WHAT IS BEING ASKED: Report how many lines below contain the word "JSON", and give only that number.

[Dataset records]
[START]

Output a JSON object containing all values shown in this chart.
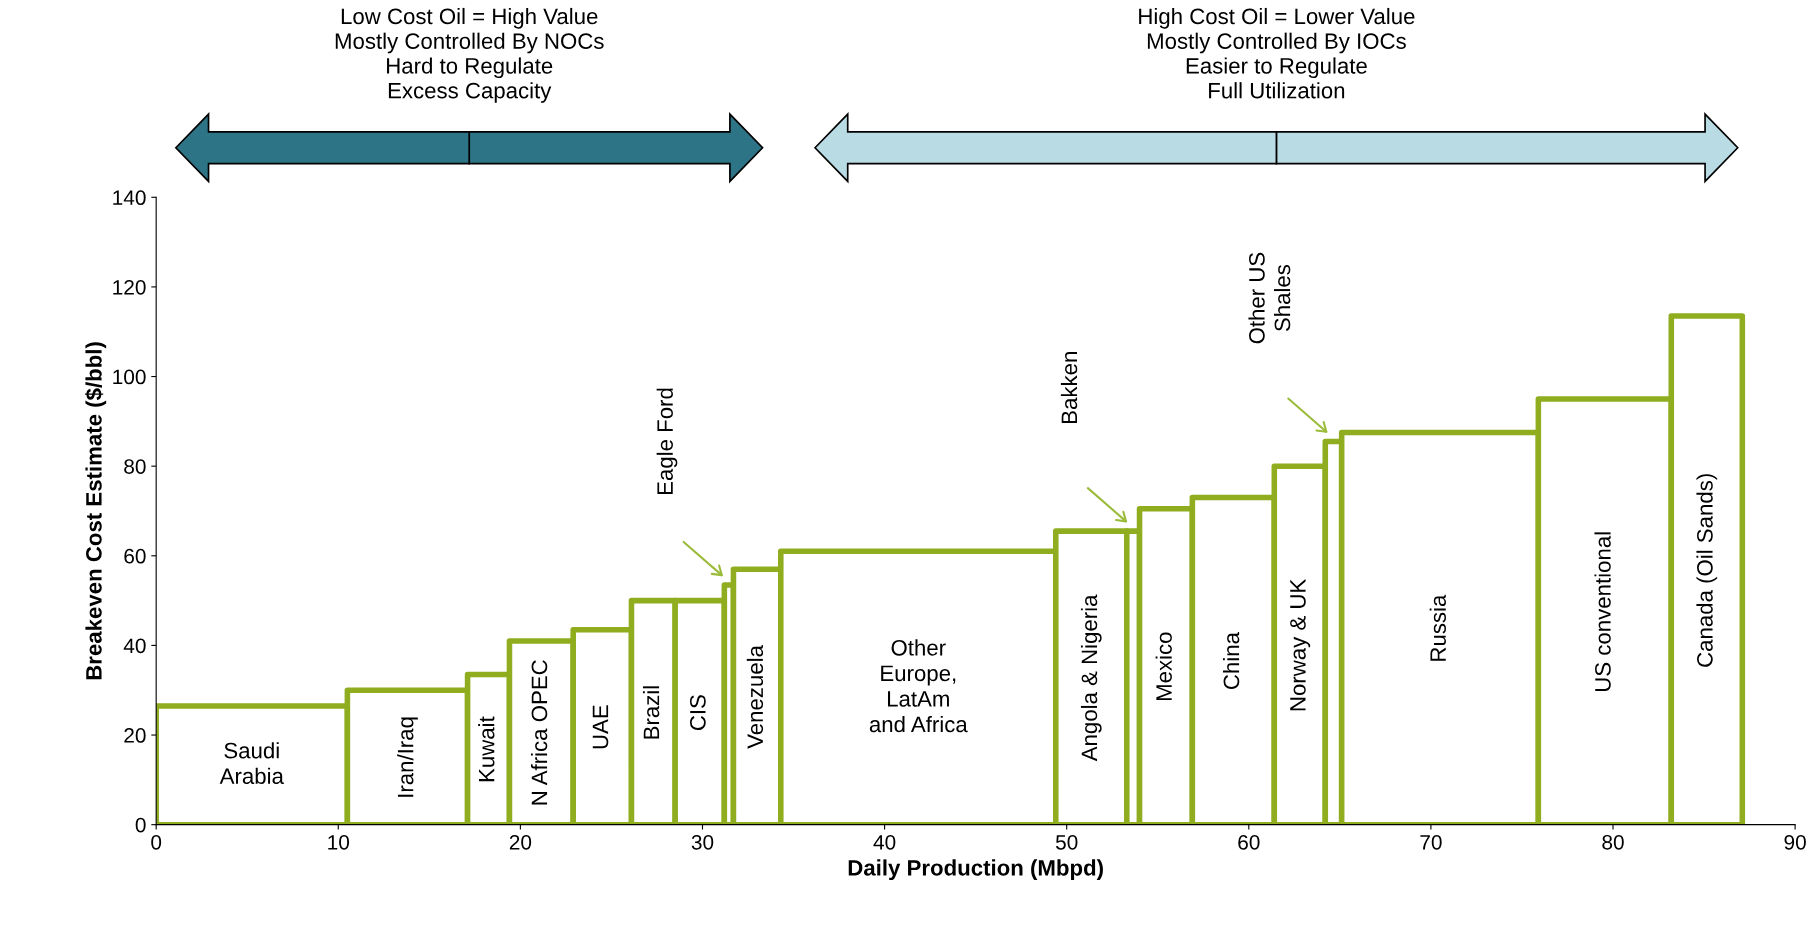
{
  "chart_data": {
    "type": "histogram",
    "xlabel": "Daily Production (Mbpd)",
    "ylabel": "Breakeven Cost Estimate ($/bbl)",
    "bins": [
      0,
      10.5,
      17.1,
      19.4,
      22.9,
      26.1,
      28.5,
      31.2,
      31.7,
      34.3,
      49.4,
      53.3,
      54.0,
      56.9,
      61.4,
      64.2,
      65.1,
      75.9,
      83.2,
      87.1
    ],
    "values": [
      26.5,
      30,
      33.5,
      41,
      43.5,
      50,
      50,
      53.5,
      57,
      61,
      65.5,
      65.5,
      70.5,
      73,
      80,
      85.5,
      87.5,
      95,
      113.5
    ],
    "color": "#8fad1e",
    "xlim": [
      0,
      90
    ],
    "xticks": [
      0,
      10,
      20,
      30,
      40,
      50,
      60,
      70,
      80,
      90
    ],
    "ylim": [
      0,
      140
    ],
    "yticks": [
      0,
      20,
      40,
      60,
      80,
      100,
      120,
      140
    ],
    "grid": false,
    "annotations": [
      "Low Cost Oil = High Value\nMostly Controlled By NOCs\nHard to Regulate\nExcess Capacity",
      "High Cost Oil = Lower Value\nMostly Controlled By IOCs\nEasier to Regulate\nFull Utilization",
      "Saudi\nArabia",
      "Iran/Iraq",
      "Kuwait",
      "N Africa OPEC",
      "UAE",
      "Brazil",
      "CIS",
      "Eagle Ford",
      "Venezuela",
      "Other\nEurope,\nLatAm\nand Africa",
      "Angola & Nigeria",
      "Bakken",
      "Mexico",
      "China",
      "Norway & UK",
      "Other US\nShales",
      "Russia",
      "US conventional",
      "Canada (Oil Sands)"
    ]
  }
}
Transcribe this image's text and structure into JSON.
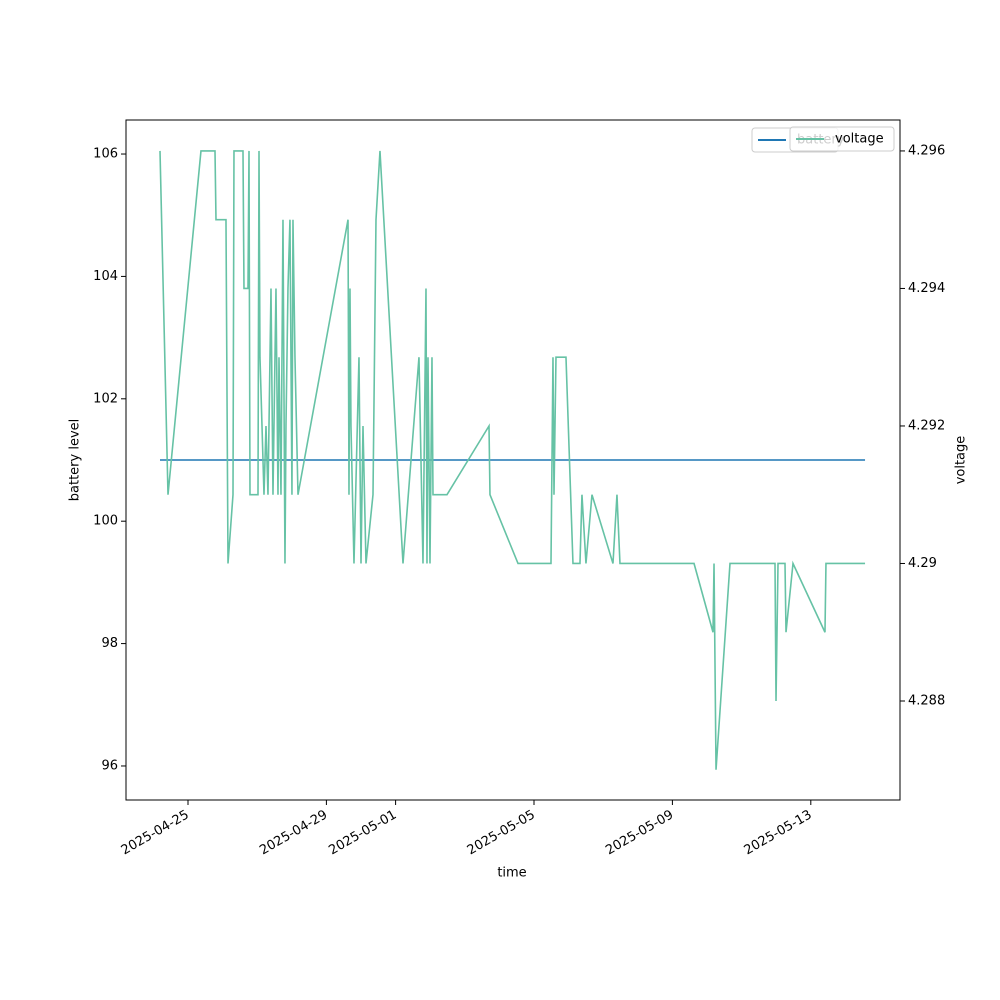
{
  "chart_data": {
    "type": "line",
    "x_label": "time",
    "y_label": "battery level",
    "y2_label": "voltage",
    "legend": "upper right",
    "grid": false,
    "xlim": [
      "2025-04-23T05:00",
      "2025-05-15T13:52"
    ],
    "xticks": [
      "2025-04-25",
      "2025-04-29",
      "2025-05-01",
      "2025-05-05",
      "2025-05-09",
      "2025-05-13"
    ],
    "ylim": [
      95.444,
      106.556
    ],
    "yticks": [
      96,
      98,
      100,
      102,
      104,
      106
    ],
    "y2lim": [
      4.28656,
      4.29645
    ],
    "y2ticks": [
      4.288,
      4.29,
      4.292,
      4.294,
      4.296
    ],
    "x": [
      "2025-04-24T04:35",
      "2025-04-24T10:08",
      "2025-04-25T09:00",
      "2025-04-25T18:44",
      "2025-04-25T19:25",
      "2025-04-26T02:21",
      "2025-04-26T03:45",
      "2025-04-26T07:13",
      "2025-04-26T07:54",
      "2025-04-26T14:09",
      "2025-04-26T14:50",
      "2025-04-26T17:37",
      "2025-04-26T18:19",
      "2025-04-26T19:00",
      "2025-04-27T00:33",
      "2025-04-27T01:15",
      "2025-04-27T01:56",
      "2025-04-27T03:20",
      "2025-04-27T04:43",
      "2025-04-27T06:06",
      "2025-04-27T07:29",
      "2025-04-27T09:34",
      "2025-04-27T10:57",
      "2025-04-27T13:02",
      "2025-04-27T14:25",
      "2025-04-27T15:07",
      "2025-04-27T16:30",
      "2025-04-27T17:53",
      "2025-04-27T19:16",
      "2025-04-27T19:58",
      "2025-04-27T21:21",
      "2025-04-27T22:44",
      "2025-04-28T00:07",
      "2025-04-28T00:49",
      "2025-04-28T02:12",
      "2025-04-28T04:18",
      "2025-04-29T15:00",
      "2025-04-29T15:40",
      "2025-04-29T16:22",
      "2025-04-29T17:03",
      "2025-04-29T19:08",
      "2025-04-29T22:36",
      "2025-04-30T00:00",
      "2025-04-30T01:23",
      "2025-04-30T03:28",
      "2025-04-30T08:19",
      "2025-04-30T10:24",
      "2025-04-30T13:10",
      "2025-05-01T05:08",
      "2025-05-01T16:13",
      "2025-05-01T19:00",
      "2025-05-01T21:05",
      "2025-05-01T21:46",
      "2025-05-01T22:28",
      "2025-05-01T23:51",
      "2025-05-02T01:14",
      "2025-05-02T01:56",
      "2025-05-02T11:39",
      "2025-05-03T16:47",
      "2025-05-03T17:28",
      "2025-05-04T12:54",
      "2025-05-05T11:47",
      "2025-05-05T13:10",
      "2025-05-05T13:52",
      "2025-05-05T15:15",
      "2025-05-05T22:11",
      "2025-05-06T03:02",
      "2025-05-06T07:53",
      "2025-05-06T09:16",
      "2025-05-06T12:03",
      "2025-05-06T16:13",
      "2025-05-07T06:47",
      "2025-05-07T09:33",
      "2025-05-07T11:38",
      "2025-05-09T15:00",
      "2025-05-10T04:10",
      "2025-05-10T04:52",
      "2025-05-10T06:15",
      "2025-05-10T15:57",
      "2025-05-11T23:10",
      "2025-05-11T23:52",
      "2025-05-12T01:15",
      "2025-05-12T06:06",
      "2025-05-12T06:48",
      "2025-05-12T11:39",
      "2025-05-13T09:50",
      "2025-05-13T10:31",
      "2025-05-14T13:37"
    ],
    "series": [
      {
        "name": "battery",
        "color": "#1f77b4",
        "axis": "y",
        "values": [
          101,
          101,
          101,
          101,
          101,
          101,
          101,
          101,
          101,
          101,
          101,
          101,
          101,
          101,
          101,
          101,
          101,
          101,
          101,
          101,
          101,
          101,
          101,
          101,
          101,
          101,
          101,
          101,
          101,
          101,
          101,
          101,
          101,
          101,
          101,
          101,
          101,
          101,
          101,
          101,
          101,
          101,
          101,
          101,
          101,
          101,
          101,
          101,
          101,
          101,
          101,
          101,
          101,
          101,
          101,
          101,
          101,
          101,
          101,
          101,
          101,
          101,
          101,
          101,
          101,
          101,
          101,
          101,
          101,
          101,
          101,
          101,
          101,
          101,
          101,
          101,
          101,
          101,
          101,
          101,
          101,
          101,
          101,
          101,
          101,
          101,
          101,
          101
        ]
      },
      {
        "name": "voltage",
        "color": "#66c2a5",
        "axis": "y2",
        "values": [
          4.296,
          4.291,
          4.296,
          4.296,
          4.295,
          4.295,
          4.29,
          4.291,
          4.296,
          4.296,
          4.294,
          4.294,
          4.296,
          4.291,
          4.291,
          4.296,
          4.293,
          4.292,
          4.291,
          4.292,
          4.291,
          4.294,
          4.291,
          4.294,
          4.291,
          4.293,
          4.291,
          4.295,
          4.29,
          4.292,
          4.294,
          4.295,
          4.291,
          4.295,
          4.293,
          4.291,
          4.295,
          4.291,
          4.294,
          4.292,
          4.29,
          4.293,
          4.29,
          4.292,
          4.29,
          4.291,
          4.295,
          4.296,
          4.29,
          4.293,
          4.29,
          4.294,
          4.29,
          4.293,
          4.29,
          4.293,
          4.291,
          4.291,
          4.292,
          4.291,
          4.29,
          4.29,
          4.293,
          4.291,
          4.293,
          4.293,
          4.29,
          4.29,
          4.291,
          4.29,
          4.291,
          4.29,
          4.291,
          4.29,
          4.29,
          4.289,
          4.29,
          4.287,
          4.29,
          4.29,
          4.288,
          4.29,
          4.29,
          4.289,
          4.29,
          4.289,
          4.29,
          4.29
        ]
      }
    ]
  }
}
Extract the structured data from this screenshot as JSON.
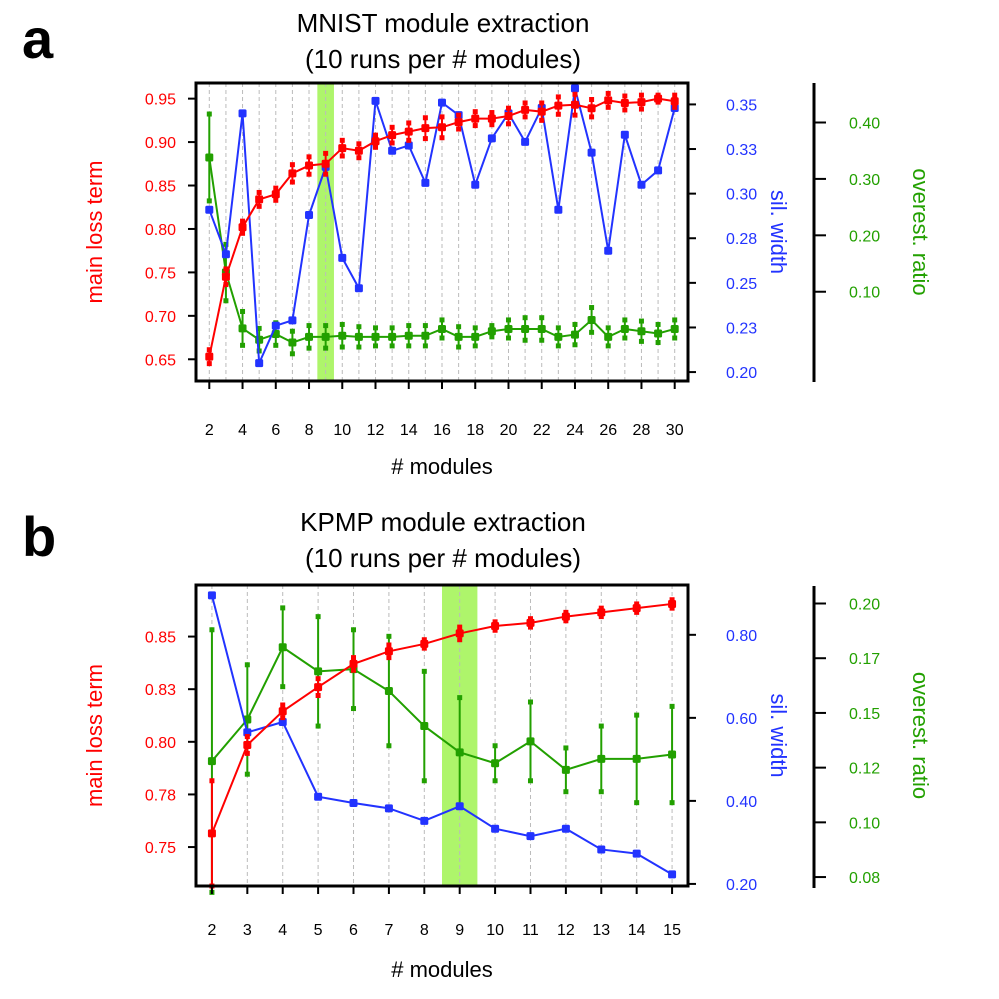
{
  "colors": {
    "loss": "#ff0000",
    "sil": "#2233ff",
    "over": "#22a000",
    "highlight": "#aef56b",
    "grid": "#bbbbbb"
  },
  "chart_data": [
    {
      "panel_label": "a",
      "type": "line",
      "title_line1": "MNIST module extraction",
      "title_line2": "(10 runs per # modules)",
      "xlabel": "# modules",
      "x_tick_labels": [
        "2",
        "4",
        "6",
        "8",
        "10",
        "12",
        "14",
        "16",
        "18",
        "20",
        "22",
        "24",
        "26",
        "28",
        "30"
      ],
      "x_tick_values": [
        2,
        4,
        6,
        8,
        10,
        12,
        14,
        16,
        18,
        20,
        22,
        24,
        26,
        28,
        30
      ],
      "xlim": [
        1.2,
        30.8
      ],
      "highlight_x": 9,
      "left_axis": {
        "label": "main loss term",
        "ylim": [
          0.625,
          0.968
        ],
        "tick_values": [
          0.65,
          0.7,
          0.75,
          0.8,
          0.85,
          0.9,
          0.95
        ],
        "tick_labels": [
          "0.65",
          "0.70",
          "0.75",
          "0.80",
          "0.85",
          "0.90",
          "0.95"
        ]
      },
      "right_axis": {
        "label": "sil. width",
        "ylim": [
          0.195,
          0.362
        ],
        "tick_values": [
          0.2,
          0.225,
          0.25,
          0.275,
          0.3,
          0.325,
          0.35
        ],
        "tick_labels": [
          "0.20",
          "0.23",
          "0.25",
          "0.28",
          "0.30",
          "0.33",
          "0.35"
        ]
      },
      "outer_axis": {
        "label": "overest. ratio",
        "ylim": [
          -0.06,
          0.47
        ],
        "tick_values": [
          0.1,
          0.2,
          0.3,
          0.4
        ],
        "tick_labels": [
          "0.10",
          "0.20",
          "0.30",
          "0.40"
        ]
      },
      "series": [
        {
          "name": "main loss term",
          "axis": "left",
          "color_key": "loss",
          "x": [
            2,
            3,
            4,
            5,
            6,
            7,
            8,
            9,
            10,
            11,
            12,
            13,
            14,
            15,
            16,
            17,
            18,
            19,
            20,
            21,
            22,
            23,
            24,
            25,
            26,
            27,
            28,
            29,
            30
          ],
          "y": [
            0.653,
            0.745,
            0.802,
            0.834,
            0.84,
            0.864,
            0.873,
            0.875,
            0.893,
            0.89,
            0.901,
            0.908,
            0.912,
            0.916,
            0.917,
            0.923,
            0.927,
            0.927,
            0.93,
            0.937,
            0.935,
            0.942,
            0.943,
            0.939,
            0.948,
            0.945,
            0.946,
            0.95,
            0.947
          ],
          "err": [
            0.008,
            0.009,
            0.007,
            0.008,
            0.007,
            0.01,
            0.01,
            0.012,
            0.009,
            0.008,
            0.007,
            0.009,
            0.01,
            0.012,
            0.012,
            0.008,
            0.008,
            0.007,
            0.009,
            0.008,
            0.01,
            0.01,
            0.012,
            0.01,
            0.008,
            0.008,
            0.008,
            0.004,
            0.007
          ]
        },
        {
          "name": "sil. width",
          "axis": "right",
          "color_key": "sil",
          "x": [
            2,
            3,
            4,
            5,
            6,
            7,
            8,
            9,
            10,
            11,
            12,
            13,
            14,
            15,
            16,
            17,
            18,
            19,
            20,
            21,
            22,
            23,
            24,
            25,
            26,
            27,
            28,
            29,
            30
          ],
          "y": [
            0.291,
            0.266,
            0.345,
            0.205,
            0.226,
            0.229,
            0.288,
            0.315,
            0.264,
            0.247,
            0.352,
            0.324,
            0.327,
            0.306,
            0.351,
            0.344,
            0.305,
            0.331,
            0.345,
            0.329,
            0.348,
            0.291,
            0.359,
            0.323,
            0.268,
            0.333,
            0.305,
            0.313,
            0.348
          ],
          "err": []
        },
        {
          "name": "overest. ratio",
          "axis": "outer",
          "color_key": "over",
          "x": [
            2,
            3,
            4,
            5,
            6,
            7,
            8,
            9,
            10,
            11,
            12,
            13,
            14,
            15,
            16,
            17,
            18,
            19,
            20,
            21,
            22,
            23,
            24,
            25,
            26,
            27,
            28,
            29,
            30
          ],
          "y": [
            0.338,
            0.134,
            0.035,
            0.015,
            0.025,
            0.01,
            0.02,
            0.02,
            0.022,
            0.02,
            0.02,
            0.02,
            0.022,
            0.022,
            0.034,
            0.02,
            0.02,
            0.03,
            0.034,
            0.034,
            0.034,
            0.02,
            0.024,
            0.05,
            0.02,
            0.034,
            0.03,
            0.026,
            0.034
          ],
          "err": [
            0.077,
            0.05,
            0.03,
            0.02,
            0.02,
            0.02,
            0.02,
            0.02,
            0.02,
            0.018,
            0.016,
            0.016,
            0.018,
            0.018,
            0.016,
            0.018,
            0.016,
            0.01,
            0.016,
            0.02,
            0.02,
            0.016,
            0.018,
            0.022,
            0.016,
            0.016,
            0.018,
            0.016,
            0.016
          ]
        }
      ]
    },
    {
      "panel_label": "b",
      "type": "line",
      "title_line1": "KPMP module extraction",
      "title_line2": "(10 runs per # modules)",
      "xlabel": "# modules",
      "x_tick_labels": [
        "2",
        "3",
        "4",
        "5",
        "6",
        "7",
        "8",
        "9",
        "10",
        "11",
        "12",
        "13",
        "14",
        "15"
      ],
      "x_tick_values": [
        2,
        3,
        4,
        5,
        6,
        7,
        8,
        9,
        10,
        11,
        12,
        13,
        14,
        15
      ],
      "xlim": [
        1.55,
        15.45
      ],
      "highlight_x": 9,
      "left_axis": {
        "label": "main loss term",
        "ylim": [
          0.7315,
          0.8745
        ],
        "tick_values": [
          0.75,
          0.775,
          0.8,
          0.825,
          0.85
        ],
        "tick_labels": [
          "0.75",
          "0.78",
          "0.80",
          "0.83",
          "0.85"
        ]
      },
      "right_axis": {
        "label": "sil. width",
        "ylim": [
          0.195,
          0.92
        ],
        "tick_values": [
          0.2,
          0.4,
          0.6,
          0.8
        ],
        "tick_labels": [
          "0.20",
          "0.40",
          "0.60",
          "0.80"
        ]
      },
      "outer_axis": {
        "label": "overest. ratio",
        "ylim": [
          0.07,
          0.208
        ],
        "tick_values": [
          0.075,
          0.1,
          0.125,
          0.15,
          0.175,
          0.2
        ],
        "tick_labels": [
          "0.08",
          "0.10",
          "0.12",
          "0.15",
          "0.17",
          "0.20"
        ]
      },
      "series": [
        {
          "name": "main loss term",
          "axis": "left",
          "color_key": "loss",
          "x": [
            2,
            3,
            4,
            5,
            6,
            7,
            8,
            9,
            10,
            11,
            12,
            13,
            14,
            15
          ],
          "y": [
            0.7565,
            0.7985,
            0.8145,
            0.826,
            0.837,
            0.843,
            0.8465,
            0.8515,
            0.855,
            0.8565,
            0.8595,
            0.8615,
            0.8635,
            0.8655
          ],
          "err": [
            0.025,
            0.004,
            0.003,
            0.004,
            0.003,
            0.003,
            0.002,
            0.003,
            0.002,
            0.002,
            0.002,
            0.002,
            0.002,
            0.002
          ]
        },
        {
          "name": "sil. width",
          "axis": "right",
          "color_key": "sil",
          "x": [
            2,
            3,
            4,
            5,
            6,
            7,
            8,
            9,
            10,
            11,
            12,
            13,
            14,
            15
          ],
          "y": [
            0.895,
            0.565,
            0.59,
            0.41,
            0.395,
            0.382,
            0.352,
            0.387,
            0.333,
            0.315,
            0.333,
            0.283,
            0.273,
            0.223
          ],
          "err": []
        },
        {
          "name": "overest. ratio",
          "axis": "outer",
          "color_key": "over",
          "x": [
            2,
            3,
            4,
            5,
            6,
            7,
            8,
            9,
            10,
            11,
            12,
            13,
            14,
            15
          ],
          "y": [
            0.128,
            0.147,
            0.18,
            0.169,
            0.17,
            0.16,
            0.144,
            0.132,
            0.127,
            0.137,
            0.124,
            0.129,
            0.129,
            0.131
          ],
          "err": [
            0.06,
            0.025,
            0.018,
            0.025,
            0.018,
            0.025,
            0.025,
            0.025,
            0.008,
            0.018,
            0.01,
            0.015,
            0.02,
            0.022
          ]
        }
      ]
    }
  ]
}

[END]

THE SOLUTION: 3